## Directive
Copy out all lines of the records in which the word "this" appears.

=== Dataset excerpts ===

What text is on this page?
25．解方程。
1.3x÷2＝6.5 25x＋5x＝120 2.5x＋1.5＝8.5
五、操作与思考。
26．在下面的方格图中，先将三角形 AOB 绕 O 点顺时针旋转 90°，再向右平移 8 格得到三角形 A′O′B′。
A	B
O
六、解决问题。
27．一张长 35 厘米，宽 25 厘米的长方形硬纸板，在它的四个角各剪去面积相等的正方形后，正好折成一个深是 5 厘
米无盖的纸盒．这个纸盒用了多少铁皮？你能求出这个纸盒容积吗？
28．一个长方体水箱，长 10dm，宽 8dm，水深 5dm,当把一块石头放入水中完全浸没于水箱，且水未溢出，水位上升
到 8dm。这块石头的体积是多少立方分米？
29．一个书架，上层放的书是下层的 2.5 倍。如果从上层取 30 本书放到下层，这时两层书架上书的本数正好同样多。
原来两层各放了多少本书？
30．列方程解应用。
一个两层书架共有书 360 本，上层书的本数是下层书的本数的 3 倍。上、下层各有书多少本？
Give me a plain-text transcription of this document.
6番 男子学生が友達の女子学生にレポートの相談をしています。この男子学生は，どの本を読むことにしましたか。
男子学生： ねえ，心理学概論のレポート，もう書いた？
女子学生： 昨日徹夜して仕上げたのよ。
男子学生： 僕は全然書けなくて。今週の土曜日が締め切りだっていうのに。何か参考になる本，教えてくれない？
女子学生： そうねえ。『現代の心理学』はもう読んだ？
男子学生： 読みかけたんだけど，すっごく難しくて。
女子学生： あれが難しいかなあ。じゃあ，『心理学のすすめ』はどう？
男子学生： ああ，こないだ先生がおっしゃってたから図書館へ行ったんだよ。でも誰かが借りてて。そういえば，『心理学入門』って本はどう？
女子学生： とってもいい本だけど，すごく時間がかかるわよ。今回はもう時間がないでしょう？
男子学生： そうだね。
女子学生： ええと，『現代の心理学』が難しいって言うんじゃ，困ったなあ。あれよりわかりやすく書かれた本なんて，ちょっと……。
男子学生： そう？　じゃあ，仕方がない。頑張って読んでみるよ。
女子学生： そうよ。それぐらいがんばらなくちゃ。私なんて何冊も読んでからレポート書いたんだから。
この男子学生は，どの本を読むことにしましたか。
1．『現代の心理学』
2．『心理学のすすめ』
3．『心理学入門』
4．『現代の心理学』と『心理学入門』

===

## Worked solution
What text is on this page?
Give me a plain-text transcription of this document.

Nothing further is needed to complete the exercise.